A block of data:

----------

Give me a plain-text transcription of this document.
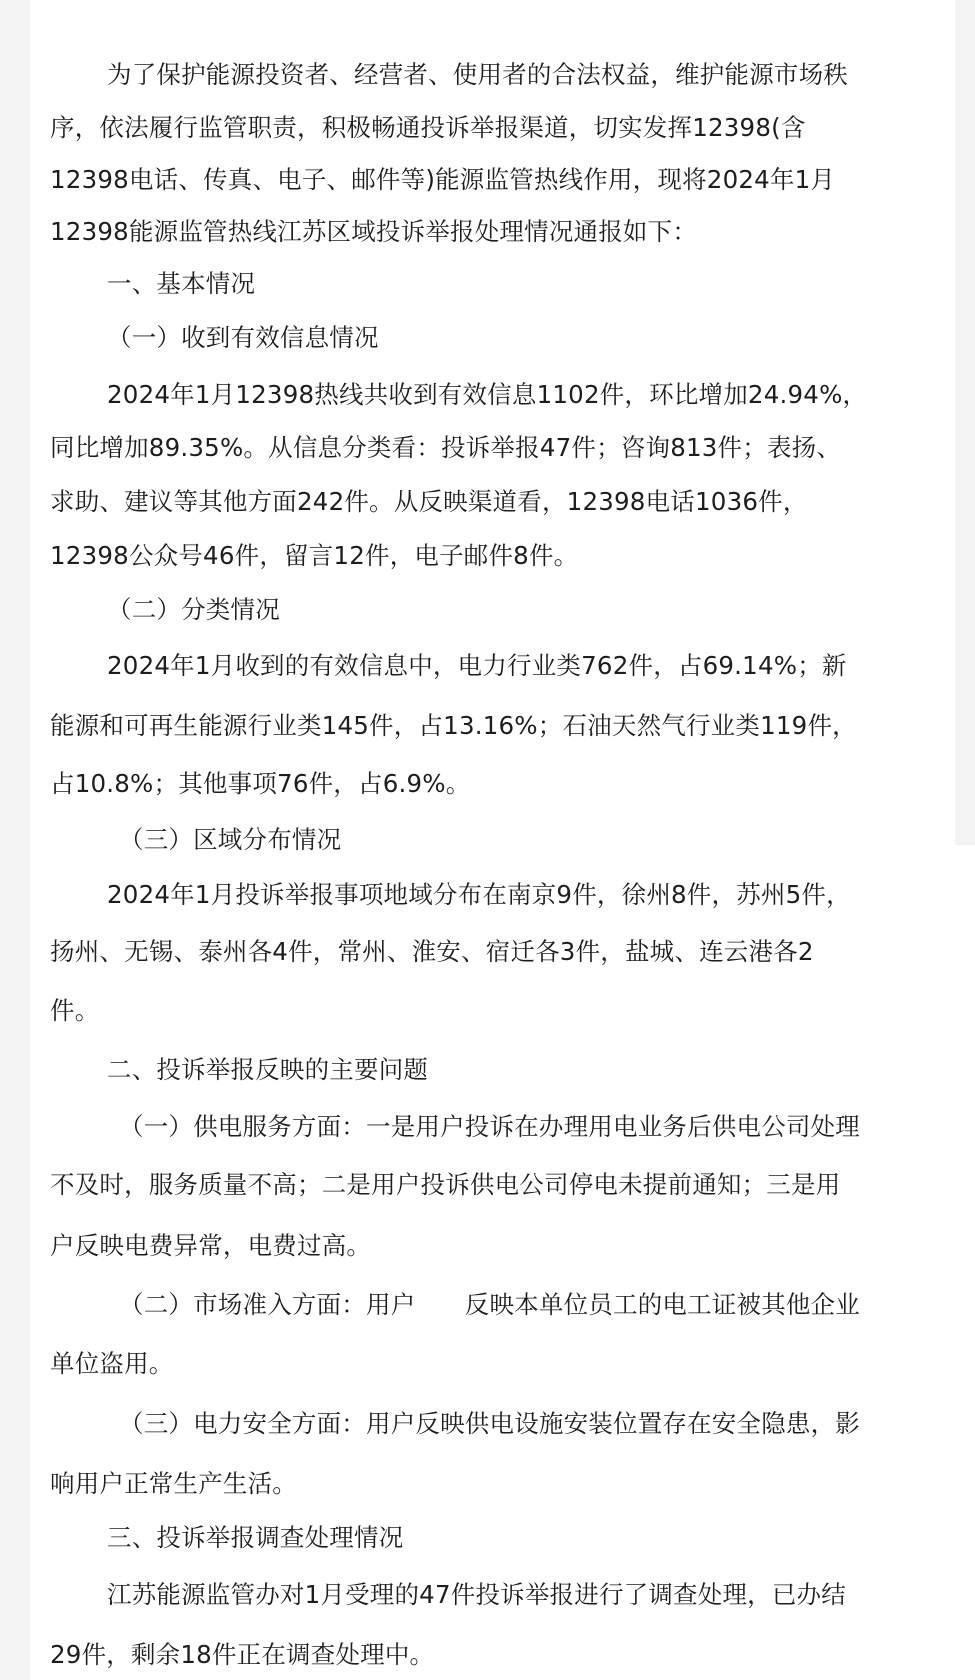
为了保护能源投资者、经营者、使用者的合法权益，维护能源市场秩
序，依法履行监管职责，积极畅通投诉举报渠道，切实发挥12398(含
12398电话、传真、电子、邮件等)能源监管热线作用，现将2024年1月
12398能源监管热线江苏区域投诉举报处理情况通报如下：
一、基本情况
（一）收到有效信息情况
2024年1月12398热线共收到有效信息1102件，环比增加24.94%，
同比增加89.35%。从信息分类看：投诉举报47件；咨询813件；表扬、
求助、建议等其他方面242件。从反映渠道看，12398电话1036件，
12398公众号46件，留言12件，电子邮件8件。
（二）分类情况
2024年1月收到的有效信息中，电力行业类762件，占69.14%；新
能源和可再生能源行业类145件，占13.16%；石油天然气行业类119件，
占10.8%；其他事项76件，占6.9%。
（三）区域分布情况
2024年1月投诉举报事项地域分布在南京9件，徐州8件，苏州5件，
扬州、无锡、泰州各4件，常州、淮安、宿迁各3件，盐城、连云港各2
件。
二、投诉举报反映的主要问题
（一）供电服务方面：一是用户投诉在办理用电业务后供电公司处理
不及时，服务质量不高；二是用户投诉供电公司停电未提前通知；三是用
户反映电费异常，电费过高。
（二）市场准入方面：用户　　反映本单位员工的电工证被其他企业
单位盗用。
（三）电力安全方面：用户反映供电设施安装位置存在安全隐患，影
响用户正常生产生活。
三、投诉举报调查处理情况
江苏能源监管办对1月受理的47件投诉举报进行了调查处理，已办结
29件，剩余18件正在调查处理中。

----------

Brief
Above are records with pictures; repeat the records exactly and leave the pictures out.

Response
Give me a plain-text transcription of this document.
为了保护能源投资者、经营者、使用者的合法权益，维护能源市场秩
序，依法履行监管职责，积极畅通投诉举报渠道，切实发挥12398(含
12398电话、传真、电子、邮件等)能源监管热线作用，现将2024年1月
12398能源监管热线江苏区域投诉举报处理情况通报如下：
一、基本情况
（一）收到有效信息情况
2024年1月12398热线共收到有效信息1102件，环比增加24.94%，
同比增加89.35%。从信息分类看：投诉举报47件；咨询813件；表扬、
求助、建议等其他方面242件。从反映渠道看，12398电话1036件，
12398公众号46件，留言12件，电子邮件8件。
（二）分类情况
2024年1月收到的有效信息中，电力行业类762件，占69.14%；新
能源和可再生能源行业类145件，占13.16%；石油天然气行业类119件，
占10.8%；其他事项76件，占6.9%。
（三）区域分布情况
2024年1月投诉举报事项地域分布在南京9件，徐州8件，苏州5件，
扬州、无锡、泰州各4件，常州、淮安、宿迁各3件，盐城、连云港各2
件。
二、投诉举报反映的主要问题
（一）供电服务方面：一是用户投诉在办理用电业务后供电公司处理
不及时，服务质量不高；二是用户投诉供电公司停电未提前通知；三是用
户反映电费异常，电费过高。
（二）市场准入方面：用户　　反映本单位员工的电工证被其他企业
单位盗用。
（三）电力安全方面：用户反映供电设施安装位置存在安全隐患，影
响用户正常生产生活。
三、投诉举报调查处理情况
江苏能源监管办对1月受理的47件投诉举报进行了调查处理，已办结
29件，剩余18件正在调查处理中。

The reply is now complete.